__WRITTEN INSTRUCTION__
Format each line of the items below as a JSON list of strings, one string per line, with blank lines omitted.

__DATASET RECORDS__

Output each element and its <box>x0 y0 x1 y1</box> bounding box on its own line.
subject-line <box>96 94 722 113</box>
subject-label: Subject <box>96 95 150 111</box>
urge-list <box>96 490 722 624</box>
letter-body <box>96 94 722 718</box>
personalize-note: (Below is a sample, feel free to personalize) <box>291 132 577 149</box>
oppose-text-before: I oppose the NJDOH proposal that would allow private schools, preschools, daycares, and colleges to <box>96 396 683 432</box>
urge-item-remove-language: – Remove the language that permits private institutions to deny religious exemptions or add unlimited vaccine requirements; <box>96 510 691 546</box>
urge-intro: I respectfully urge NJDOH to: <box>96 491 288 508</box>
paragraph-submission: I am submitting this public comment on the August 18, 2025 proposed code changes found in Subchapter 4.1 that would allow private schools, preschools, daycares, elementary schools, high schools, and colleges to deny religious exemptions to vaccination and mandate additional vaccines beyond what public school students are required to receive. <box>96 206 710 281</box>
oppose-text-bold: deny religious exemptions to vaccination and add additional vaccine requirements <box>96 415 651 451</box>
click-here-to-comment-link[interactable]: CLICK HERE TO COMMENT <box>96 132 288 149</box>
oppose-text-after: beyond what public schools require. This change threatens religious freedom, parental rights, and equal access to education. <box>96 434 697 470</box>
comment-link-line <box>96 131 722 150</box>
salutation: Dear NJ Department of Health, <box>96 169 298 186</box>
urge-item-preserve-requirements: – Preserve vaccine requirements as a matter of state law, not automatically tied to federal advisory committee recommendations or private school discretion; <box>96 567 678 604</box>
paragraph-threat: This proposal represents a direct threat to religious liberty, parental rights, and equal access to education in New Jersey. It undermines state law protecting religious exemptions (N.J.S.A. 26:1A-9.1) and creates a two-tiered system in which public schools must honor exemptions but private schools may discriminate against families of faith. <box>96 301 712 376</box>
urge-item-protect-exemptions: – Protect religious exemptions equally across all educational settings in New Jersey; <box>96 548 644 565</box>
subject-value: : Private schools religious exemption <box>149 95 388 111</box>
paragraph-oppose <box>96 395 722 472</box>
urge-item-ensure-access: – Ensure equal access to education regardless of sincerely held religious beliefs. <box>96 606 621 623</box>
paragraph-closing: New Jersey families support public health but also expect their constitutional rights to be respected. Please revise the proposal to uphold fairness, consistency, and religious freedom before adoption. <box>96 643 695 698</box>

__TASK RESULT__
[
  "Output each element and its <box>x0 y0 x1 y1</box> bounding box on its own line.",
  "subject-line <box>96 94 722 113</box>",
  "subject-label: Subject <box>96 95 150 111</box>",
  "urge-list <box>96 490 722 624</box>",
  "letter-body <box>96 94 722 718</box>",
  "personalize-note: (Below is a sample, feel free to personalize) <box>291 132 577 149</box>",
  "oppose-text-before: I oppose the NJDOH proposal that would allow private schools, preschools, daycares, and colleges to <box>96 396 683 432</box>",
  "urge-item-remove-language: – Remove the language that permits private institutions to deny religious exemptions or add unlimited vaccine requirements; <box>96 510 691 546</box>",
  "urge-intro: I respectfully urge NJDOH to: <box>96 491 288 508</box>",
  "paragraph-submission: I am submitting this public comment on the August 18, 2025 proposed code changes found in Subchapter 4.1 that would allow private schools, preschools, daycares, elementary schools, high schools, and colleges to deny religious exemptions to vaccination and mandate additional vaccines beyond what public school students are required to receive. <box>96 206 710 281</box>",
  "oppose-text-bold: deny religious exemptions to vaccination and add additional vaccine requirements <box>96 415 651 451</box>",
  "click-here-to-comment-link[interactable]: CLICK HERE TO COMMENT <box>96 132 288 149</box>",
  "oppose-text-after: beyond what public schools require. This change threatens religious freedom, parental rights, and equal access to education. <box>96 434 697 470</box>",
  "comment-link-line <box>96 131 722 150</box>",
  "salutation: Dear NJ Department of Health, <box>96 169 298 186</box>",
  "urge-item-preserve-requirements: – Preserve vaccine requirements as a matter of state law, not automatically tied to federal advisory committee recommendations or private school discretion; <box>96 567 678 604</box>",
  "paragraph-threat: This proposal represents a direct threat to religious liberty, parental rights, and equal access to education in New Jersey. It undermines state law protecting religious exemptions (N.J.S.A. 26:1A-9.1) and creates a two-tiered system in which public schools must honor exemptions but private schools may discriminate against families of faith. <box>96 301 712 376</box>",
  "urge-item-protect-exemptions: – Protect religious exemptions equally across all educational settings in New Jersey; <box>96 548 644 565</box>",
  "subject-value: : Private schools religious exemption <box>149 95 388 111</box>",
  "paragraph-oppose <box>96 395 722 472</box>",
  "urge-item-ensure-access: – Ensure equal access to education regardless of sincerely held religious beliefs. <box>96 606 621 623</box>",
  "paragraph-closing: New Jersey families support public health but also expect their constitutional rights to be respected. Please revise the proposal to uphold fairness, consistency, and religious freedom before adoption. <box>96 643 695 698</box>"
]